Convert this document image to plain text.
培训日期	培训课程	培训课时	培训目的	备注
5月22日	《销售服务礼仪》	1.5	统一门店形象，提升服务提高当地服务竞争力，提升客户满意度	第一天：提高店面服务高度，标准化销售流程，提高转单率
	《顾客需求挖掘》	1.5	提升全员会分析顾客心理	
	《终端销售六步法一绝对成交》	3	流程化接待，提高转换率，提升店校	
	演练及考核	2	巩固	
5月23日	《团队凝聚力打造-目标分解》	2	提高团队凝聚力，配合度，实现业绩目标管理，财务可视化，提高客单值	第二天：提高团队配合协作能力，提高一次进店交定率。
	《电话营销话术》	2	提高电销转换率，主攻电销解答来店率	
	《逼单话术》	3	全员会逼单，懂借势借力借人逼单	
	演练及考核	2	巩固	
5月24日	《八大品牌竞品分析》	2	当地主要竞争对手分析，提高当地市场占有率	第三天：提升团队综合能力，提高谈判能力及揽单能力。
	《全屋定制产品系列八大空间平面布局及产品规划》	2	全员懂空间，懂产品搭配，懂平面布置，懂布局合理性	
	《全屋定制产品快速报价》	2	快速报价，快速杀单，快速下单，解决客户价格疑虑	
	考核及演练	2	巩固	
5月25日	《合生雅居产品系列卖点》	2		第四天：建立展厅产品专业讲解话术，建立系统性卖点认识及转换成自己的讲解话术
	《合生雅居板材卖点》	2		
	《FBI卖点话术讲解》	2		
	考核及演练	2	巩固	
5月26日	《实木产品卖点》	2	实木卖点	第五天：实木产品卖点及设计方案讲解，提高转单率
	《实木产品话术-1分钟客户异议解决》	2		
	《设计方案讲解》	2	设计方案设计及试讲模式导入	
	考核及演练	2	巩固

::::::::::

Select all lines in the listing above where the word "提高转单率" appears, and show them.

CORRECT RESULT:
5月22日	《销售服务礼仪》	1.5	统一门店形象，提升服务提高当地服务竞争力，提升客户满意度	第一天：提高店面服务高度，标准化销售流程，提高转单率
5月26日	《实木产品卖点》	2	实木卖点	第五天：实木产品卖点及设计方案讲解，提高转单率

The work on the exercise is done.